===== Given records

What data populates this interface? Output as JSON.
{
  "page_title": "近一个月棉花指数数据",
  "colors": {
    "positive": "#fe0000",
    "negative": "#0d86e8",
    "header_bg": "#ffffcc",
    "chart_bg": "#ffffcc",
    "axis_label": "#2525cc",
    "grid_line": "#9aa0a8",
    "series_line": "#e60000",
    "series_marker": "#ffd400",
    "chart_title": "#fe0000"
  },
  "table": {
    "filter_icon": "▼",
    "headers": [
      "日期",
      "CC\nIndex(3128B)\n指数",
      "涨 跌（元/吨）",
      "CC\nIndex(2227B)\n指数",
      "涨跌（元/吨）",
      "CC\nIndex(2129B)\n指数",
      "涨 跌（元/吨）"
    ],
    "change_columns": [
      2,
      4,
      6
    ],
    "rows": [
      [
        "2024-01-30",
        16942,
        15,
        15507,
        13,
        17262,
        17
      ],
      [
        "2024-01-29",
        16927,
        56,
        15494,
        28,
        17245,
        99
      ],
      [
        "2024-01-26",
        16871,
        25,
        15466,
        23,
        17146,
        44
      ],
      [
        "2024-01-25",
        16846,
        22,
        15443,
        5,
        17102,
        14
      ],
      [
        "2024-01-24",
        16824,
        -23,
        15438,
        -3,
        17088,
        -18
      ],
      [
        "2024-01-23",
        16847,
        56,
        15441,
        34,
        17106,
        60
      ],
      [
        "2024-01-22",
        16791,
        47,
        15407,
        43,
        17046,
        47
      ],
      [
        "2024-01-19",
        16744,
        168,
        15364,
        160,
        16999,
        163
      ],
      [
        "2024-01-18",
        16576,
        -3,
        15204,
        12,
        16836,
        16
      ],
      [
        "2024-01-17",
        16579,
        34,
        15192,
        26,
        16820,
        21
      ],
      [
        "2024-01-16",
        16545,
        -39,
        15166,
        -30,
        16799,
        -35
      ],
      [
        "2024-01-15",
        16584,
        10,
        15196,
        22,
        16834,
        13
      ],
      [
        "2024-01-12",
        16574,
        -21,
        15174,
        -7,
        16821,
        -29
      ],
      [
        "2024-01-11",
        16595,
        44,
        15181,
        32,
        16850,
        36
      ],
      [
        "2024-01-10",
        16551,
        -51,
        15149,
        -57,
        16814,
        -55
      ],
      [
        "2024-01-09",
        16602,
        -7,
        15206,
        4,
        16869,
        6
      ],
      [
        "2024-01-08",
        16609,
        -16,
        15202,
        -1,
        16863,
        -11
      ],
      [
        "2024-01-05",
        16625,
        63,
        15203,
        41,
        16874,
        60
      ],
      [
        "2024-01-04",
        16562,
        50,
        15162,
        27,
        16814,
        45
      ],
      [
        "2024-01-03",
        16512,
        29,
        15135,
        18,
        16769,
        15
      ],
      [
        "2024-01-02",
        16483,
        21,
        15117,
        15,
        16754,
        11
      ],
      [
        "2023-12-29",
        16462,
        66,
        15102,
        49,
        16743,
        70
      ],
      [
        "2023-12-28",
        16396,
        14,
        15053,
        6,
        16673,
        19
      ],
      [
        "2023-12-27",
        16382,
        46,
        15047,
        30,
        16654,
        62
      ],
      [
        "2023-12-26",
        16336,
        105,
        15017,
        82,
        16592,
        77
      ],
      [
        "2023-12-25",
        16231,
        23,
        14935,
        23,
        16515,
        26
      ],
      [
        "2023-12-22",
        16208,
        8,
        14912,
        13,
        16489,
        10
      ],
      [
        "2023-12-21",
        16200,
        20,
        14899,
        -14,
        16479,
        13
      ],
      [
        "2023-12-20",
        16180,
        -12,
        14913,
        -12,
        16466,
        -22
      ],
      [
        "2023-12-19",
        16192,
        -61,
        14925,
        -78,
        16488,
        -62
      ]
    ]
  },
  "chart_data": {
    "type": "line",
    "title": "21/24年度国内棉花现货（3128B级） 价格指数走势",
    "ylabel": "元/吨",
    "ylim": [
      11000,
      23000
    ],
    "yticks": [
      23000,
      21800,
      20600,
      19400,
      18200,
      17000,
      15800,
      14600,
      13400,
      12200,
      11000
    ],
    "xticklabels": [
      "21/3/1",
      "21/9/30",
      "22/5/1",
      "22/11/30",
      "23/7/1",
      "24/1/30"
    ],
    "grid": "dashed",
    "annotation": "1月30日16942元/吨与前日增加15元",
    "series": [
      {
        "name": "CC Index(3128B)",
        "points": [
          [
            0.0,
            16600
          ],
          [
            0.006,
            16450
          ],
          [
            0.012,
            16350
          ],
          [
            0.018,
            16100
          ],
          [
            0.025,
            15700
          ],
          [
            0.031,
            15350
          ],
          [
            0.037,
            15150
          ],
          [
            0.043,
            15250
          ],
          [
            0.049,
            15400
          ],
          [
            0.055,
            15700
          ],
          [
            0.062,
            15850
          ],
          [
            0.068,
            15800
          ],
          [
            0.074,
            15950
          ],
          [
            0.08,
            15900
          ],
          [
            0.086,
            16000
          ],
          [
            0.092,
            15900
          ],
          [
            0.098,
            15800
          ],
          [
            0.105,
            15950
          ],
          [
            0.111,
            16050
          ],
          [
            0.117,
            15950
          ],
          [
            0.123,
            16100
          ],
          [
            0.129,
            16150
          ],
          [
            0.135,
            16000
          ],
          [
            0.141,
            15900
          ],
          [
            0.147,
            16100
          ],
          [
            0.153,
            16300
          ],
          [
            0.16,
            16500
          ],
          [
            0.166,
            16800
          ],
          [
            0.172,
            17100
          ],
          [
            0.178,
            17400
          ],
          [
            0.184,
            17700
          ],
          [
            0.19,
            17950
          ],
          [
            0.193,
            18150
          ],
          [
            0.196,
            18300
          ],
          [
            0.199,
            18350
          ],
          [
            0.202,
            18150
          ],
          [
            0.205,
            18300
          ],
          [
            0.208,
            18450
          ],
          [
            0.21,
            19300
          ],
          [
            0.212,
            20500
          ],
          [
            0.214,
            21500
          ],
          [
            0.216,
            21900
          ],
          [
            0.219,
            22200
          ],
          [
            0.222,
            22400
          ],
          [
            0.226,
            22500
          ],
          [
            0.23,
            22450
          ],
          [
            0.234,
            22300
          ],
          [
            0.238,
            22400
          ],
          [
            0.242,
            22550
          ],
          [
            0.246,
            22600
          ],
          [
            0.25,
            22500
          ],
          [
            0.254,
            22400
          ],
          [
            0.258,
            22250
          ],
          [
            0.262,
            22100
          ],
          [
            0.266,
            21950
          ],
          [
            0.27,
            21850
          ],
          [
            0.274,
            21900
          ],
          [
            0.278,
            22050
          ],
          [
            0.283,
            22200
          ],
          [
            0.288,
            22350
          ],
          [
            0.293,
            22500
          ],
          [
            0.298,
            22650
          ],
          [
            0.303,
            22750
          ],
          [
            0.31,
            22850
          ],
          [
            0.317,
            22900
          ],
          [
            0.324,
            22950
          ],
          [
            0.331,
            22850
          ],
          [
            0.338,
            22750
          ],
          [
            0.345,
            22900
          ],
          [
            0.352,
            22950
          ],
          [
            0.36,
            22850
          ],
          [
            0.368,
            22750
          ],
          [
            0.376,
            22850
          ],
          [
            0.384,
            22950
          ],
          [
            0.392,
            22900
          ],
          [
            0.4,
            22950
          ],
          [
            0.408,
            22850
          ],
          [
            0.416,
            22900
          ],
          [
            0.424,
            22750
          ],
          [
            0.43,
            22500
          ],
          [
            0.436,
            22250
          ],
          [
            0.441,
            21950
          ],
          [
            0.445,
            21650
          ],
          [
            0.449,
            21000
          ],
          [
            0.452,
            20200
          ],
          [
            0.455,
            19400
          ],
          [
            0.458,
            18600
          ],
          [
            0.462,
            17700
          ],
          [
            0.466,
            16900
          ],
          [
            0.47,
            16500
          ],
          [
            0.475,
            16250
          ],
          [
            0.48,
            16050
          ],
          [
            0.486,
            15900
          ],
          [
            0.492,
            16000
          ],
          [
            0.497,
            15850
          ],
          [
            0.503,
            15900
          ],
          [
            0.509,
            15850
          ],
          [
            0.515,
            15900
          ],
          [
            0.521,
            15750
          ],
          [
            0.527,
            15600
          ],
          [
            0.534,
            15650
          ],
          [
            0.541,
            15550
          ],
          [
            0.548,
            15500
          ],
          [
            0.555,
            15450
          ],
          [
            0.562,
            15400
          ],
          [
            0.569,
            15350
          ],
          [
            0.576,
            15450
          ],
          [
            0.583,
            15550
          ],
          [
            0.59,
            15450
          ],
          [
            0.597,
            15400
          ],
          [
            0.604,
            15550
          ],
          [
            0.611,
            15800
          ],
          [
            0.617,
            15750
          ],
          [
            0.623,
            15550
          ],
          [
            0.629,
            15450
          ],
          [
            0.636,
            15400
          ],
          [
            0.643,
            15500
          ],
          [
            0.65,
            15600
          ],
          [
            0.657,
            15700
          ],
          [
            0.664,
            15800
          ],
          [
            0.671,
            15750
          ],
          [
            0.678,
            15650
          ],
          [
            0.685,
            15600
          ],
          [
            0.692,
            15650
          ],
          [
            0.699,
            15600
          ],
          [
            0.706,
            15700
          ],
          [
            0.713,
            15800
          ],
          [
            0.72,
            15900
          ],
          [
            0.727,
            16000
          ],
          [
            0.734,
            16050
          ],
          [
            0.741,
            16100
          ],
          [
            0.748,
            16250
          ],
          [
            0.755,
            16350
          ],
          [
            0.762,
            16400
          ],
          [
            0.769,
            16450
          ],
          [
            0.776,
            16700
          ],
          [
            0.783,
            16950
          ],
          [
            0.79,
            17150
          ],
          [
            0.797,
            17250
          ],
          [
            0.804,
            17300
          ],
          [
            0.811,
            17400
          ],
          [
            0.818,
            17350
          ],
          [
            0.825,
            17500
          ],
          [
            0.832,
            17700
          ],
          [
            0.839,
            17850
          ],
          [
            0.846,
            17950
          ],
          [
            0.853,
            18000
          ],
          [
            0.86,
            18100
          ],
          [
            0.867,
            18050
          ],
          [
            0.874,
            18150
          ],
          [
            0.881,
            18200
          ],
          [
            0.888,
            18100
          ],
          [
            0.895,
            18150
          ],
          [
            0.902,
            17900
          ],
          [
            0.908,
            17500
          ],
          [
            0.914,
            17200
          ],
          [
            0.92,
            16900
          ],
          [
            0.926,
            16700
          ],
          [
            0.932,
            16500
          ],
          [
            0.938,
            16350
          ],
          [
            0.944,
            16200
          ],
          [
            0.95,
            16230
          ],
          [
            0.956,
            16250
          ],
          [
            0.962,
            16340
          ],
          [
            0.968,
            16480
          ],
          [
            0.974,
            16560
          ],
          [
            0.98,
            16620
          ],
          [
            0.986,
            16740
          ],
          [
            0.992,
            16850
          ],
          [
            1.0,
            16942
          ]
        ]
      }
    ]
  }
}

==========

§ **What is being asked**
List all lines holding the string "nIndex".

§ **Full output**
      "CC\nIndex(3128B)\n指数",
      "CC\nIndex(2227B)\n指数",
      "CC\nIndex(2129B)\n指数",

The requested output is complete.